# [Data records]
BEGIN

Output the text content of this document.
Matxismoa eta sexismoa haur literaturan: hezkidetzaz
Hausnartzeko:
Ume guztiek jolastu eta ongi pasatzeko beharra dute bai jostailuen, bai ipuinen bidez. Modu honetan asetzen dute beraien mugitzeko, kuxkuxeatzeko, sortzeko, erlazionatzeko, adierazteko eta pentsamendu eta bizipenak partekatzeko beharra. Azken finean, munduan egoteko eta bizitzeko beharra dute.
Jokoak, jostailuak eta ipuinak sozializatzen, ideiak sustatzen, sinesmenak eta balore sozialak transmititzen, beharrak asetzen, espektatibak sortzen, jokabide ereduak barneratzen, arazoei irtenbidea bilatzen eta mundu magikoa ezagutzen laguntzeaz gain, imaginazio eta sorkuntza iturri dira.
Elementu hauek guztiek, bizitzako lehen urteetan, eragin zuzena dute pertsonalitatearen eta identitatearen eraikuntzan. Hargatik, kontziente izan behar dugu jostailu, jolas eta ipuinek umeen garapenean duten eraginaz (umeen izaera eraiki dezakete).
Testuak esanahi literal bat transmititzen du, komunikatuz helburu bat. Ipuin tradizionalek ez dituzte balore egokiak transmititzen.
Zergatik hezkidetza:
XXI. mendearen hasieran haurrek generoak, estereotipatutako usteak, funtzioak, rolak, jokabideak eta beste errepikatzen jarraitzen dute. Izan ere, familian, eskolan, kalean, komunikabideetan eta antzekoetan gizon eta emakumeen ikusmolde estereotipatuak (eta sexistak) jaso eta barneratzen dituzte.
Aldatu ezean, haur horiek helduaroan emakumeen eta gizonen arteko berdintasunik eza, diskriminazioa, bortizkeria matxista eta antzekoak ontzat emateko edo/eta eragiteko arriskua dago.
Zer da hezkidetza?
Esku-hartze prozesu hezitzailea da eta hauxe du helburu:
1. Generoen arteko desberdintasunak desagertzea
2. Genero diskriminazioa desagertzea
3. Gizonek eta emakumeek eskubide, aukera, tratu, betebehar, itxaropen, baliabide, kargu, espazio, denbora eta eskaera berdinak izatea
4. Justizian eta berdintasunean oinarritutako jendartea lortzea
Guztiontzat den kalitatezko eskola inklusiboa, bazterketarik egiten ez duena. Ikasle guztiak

END

# [Exercise prompt]
Each record above should be returned exactly as it appears.

# [Task response]
Output the text content of this document.
Matxismoa eta sexismoa haur literaturan: hezkidetzaz
Hausnartzeko:
Ume guztiek jolastu eta ongi pasatzeko beharra dute bai jostailuen, bai ipuinen bidez. Modu honetan asetzen dute beraien mugitzeko, kuxkuxeatzeko, sortzeko, erlazionatzeko, adierazteko eta pentsamendu eta bizipenak partekatzeko beharra. Azken finean, munduan egoteko eta bizitzeko beharra dute.
Jokoak, jostailuak eta ipuinak sozializatzen, ideiak sustatzen, sinesmenak eta balore sozialak transmititzen, beharrak asetzen, espektatibak sortzen, jokabide ereduak barneratzen, arazoei irtenbidea bilatzen eta mundu magikoa ezagutzen laguntzeaz gain, imaginazio eta sorkuntza iturri dira.
Elementu hauek guztiek, bizitzako lehen urteetan, eragin zuzena dute pertsonalitatearen eta identitatearen eraikuntzan. Hargatik, kontziente izan behar dugu jostailu, jolas eta ipuinek umeen garapenean duten eraginaz (umeen izaera eraiki dezakete).
Testuak esanahi literal bat transmititzen du, komunikatuz helburu bat. Ipuin tradizionalek ez dituzte balore egokiak transmititzen.
Zergatik hezkidetza:
XXI. mendearen hasieran haurrek generoak, estereotipatutako usteak, funtzioak, rolak, jokabideak eta beste errepikatzen jarraitzen dute. Izan ere, familian, eskolan, kalean, komunikabideetan eta antzekoetan gizon eta emakumeen ikusmolde estereotipatuak (eta sexistak) jaso eta barneratzen dituzte.
Aldatu ezean, haur horiek helduaroan emakumeen eta gizonen arteko berdintasunik eza, diskriminazioa, bortizkeria matxista eta antzekoak ontzat emateko edo/eta eragiteko arriskua dago.
Zer da hezkidetza?
Esku-hartze prozesu hezitzailea da eta hauxe du helburu:
1. Generoen arteko desberdintasunak desagertzea
2. Genero diskriminazioa desagertzea
3. Gizonek eta emakumeek eskubide, aukera, tratu, betebehar, itxaropen, baliabide, kargu, espazio, denbora eta eskaera berdinak izatea
4. Justizian eta berdintasunean oinarritutako jendartea lortzea
Guztiontzat den kalitatezko eskola inklusiboa, bazterketarik egiten ez duena. Ikasle guztiak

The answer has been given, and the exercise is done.